═══ RAW RECORDS ═══

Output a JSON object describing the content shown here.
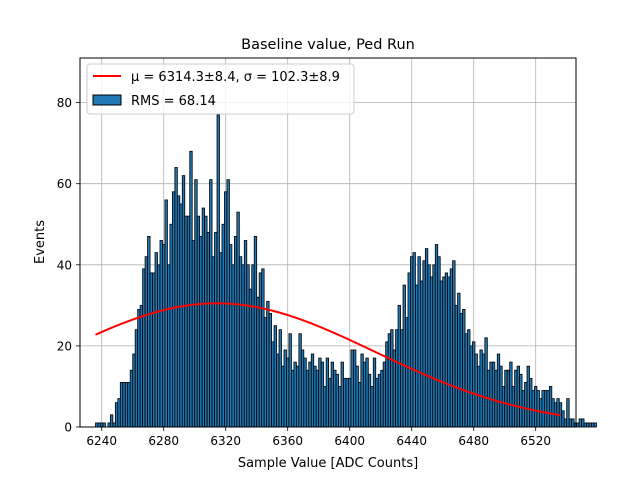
{
  "chart_data": {
    "type": "bar",
    "title": "Baseline value, Ped Run",
    "xlabel": "Sample Value [ADC Counts]",
    "ylabel": "Events",
    "xlim": [
      6226,
      6546
    ],
    "ylim": [
      0,
      91
    ],
    "xticks": [
      6240,
      6280,
      6320,
      6360,
      6400,
      6440,
      6480,
      6520
    ],
    "yticks": [
      0,
      20,
      40,
      60,
      80
    ],
    "grid": true,
    "legend_position": "top-left",
    "bin_start": 6236,
    "bin_width": 1.6,
    "histogram": {
      "name": "RMS = 68.14",
      "color": "#1f77b4",
      "edgecolor": "#000000",
      "counts": [
        1,
        1,
        1,
        1,
        0,
        1,
        3,
        1,
        6,
        7,
        11,
        11,
        11,
        11,
        14,
        18,
        24,
        29,
        30,
        39,
        42,
        47,
        38,
        38,
        43,
        40,
        46,
        45,
        56,
        40,
        50,
        58,
        64,
        57,
        55,
        62,
        52,
        52,
        68,
        46,
        61,
        52,
        47,
        54,
        52,
        48,
        61,
        42,
        48,
        77,
        43,
        50,
        58,
        61,
        45,
        40,
        47,
        53,
        42,
        40,
        46,
        40,
        34,
        40,
        47,
        32,
        38,
        39,
        27,
        31,
        28,
        21,
        25,
        18,
        24,
        15,
        19,
        17,
        23,
        14,
        16,
        15,
        23,
        19,
        17,
        14,
        16,
        18,
        15,
        14,
        17,
        16,
        10,
        17,
        12,
        16,
        14,
        13,
        10,
        16,
        12,
        12,
        12,
        19,
        19,
        15,
        11,
        18,
        16,
        17,
        13,
        10,
        17,
        12,
        13,
        14,
        16,
        21,
        23,
        24,
        19,
        24,
        30,
        24,
        35,
        27,
        38,
        42,
        43,
        35,
        42,
        36,
        41,
        44,
        40,
        37,
        40,
        45,
        42,
        36,
        37,
        38,
        37,
        39,
        41,
        30,
        33,
        28,
        29,
        23,
        24,
        20,
        21,
        18,
        15,
        19,
        18,
        22,
        14,
        16,
        16,
        14,
        18,
        15,
        10,
        14,
        14,
        16,
        10,
        14,
        15,
        13,
        9,
        11,
        15,
        12,
        9,
        10,
        9,
        7,
        9,
        9,
        9,
        10,
        7,
        6,
        7,
        6,
        4,
        2,
        7,
        2,
        2,
        1,
        1,
        2,
        2,
        1,
        1,
        1,
        1,
        1
      ]
    },
    "series": [
      {
        "name": "μ = 6314.3±8.4, σ = 102.3±8.9",
        "type": "line",
        "color": "#ff0000",
        "function": "gaussian",
        "mu": 6314.3,
        "sigma": 102.3,
        "amplitude": 30.5,
        "x_range": [
          6236,
          6536
        ]
      }
    ]
  }
}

═══

> **TASK**
Find the lines containing "name" and pull them out.

> **SOLUTION FOR THIS EXERCISE**
      "name": "RMS = 68.14",
        "name": "μ = 6314.3±8.4, σ = 102.3±8.9",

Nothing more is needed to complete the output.